[Collected data entries]
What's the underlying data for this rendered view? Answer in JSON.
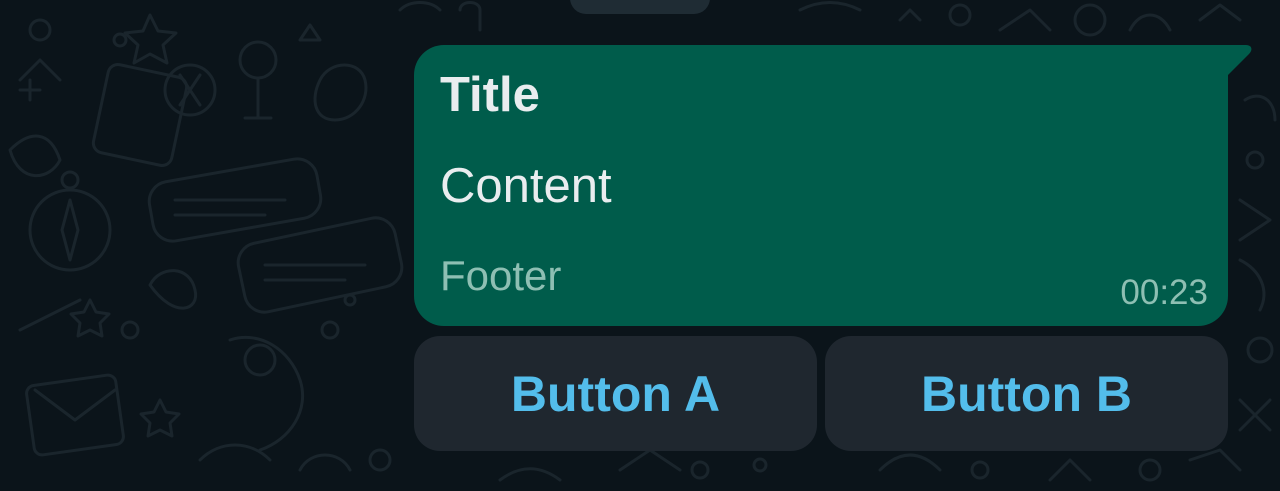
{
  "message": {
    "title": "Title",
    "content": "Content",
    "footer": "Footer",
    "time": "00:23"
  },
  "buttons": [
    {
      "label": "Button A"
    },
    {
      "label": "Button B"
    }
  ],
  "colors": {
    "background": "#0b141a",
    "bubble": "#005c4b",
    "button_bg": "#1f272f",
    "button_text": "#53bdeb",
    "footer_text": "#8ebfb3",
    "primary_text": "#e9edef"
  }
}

WORK TO COMPLETE. Copy every entry exactly as written. Pictures are excluded.

EXERCISE OUTPUT.
What's the underlying data for this rendered view? Answer in JSON.
{
  "message": {
    "title": "Title",
    "content": "Content",
    "footer": "Footer",
    "time": "00:23"
  },
  "buttons": [
    {
      "label": "Button A"
    },
    {
      "label": "Button B"
    }
  ],
  "colors": {
    "background": "#0b141a",
    "bubble": "#005c4b",
    "button_bg": "#1f272f",
    "button_text": "#53bdeb",
    "footer_text": "#8ebfb3",
    "primary_text": "#e9edef"
  }
}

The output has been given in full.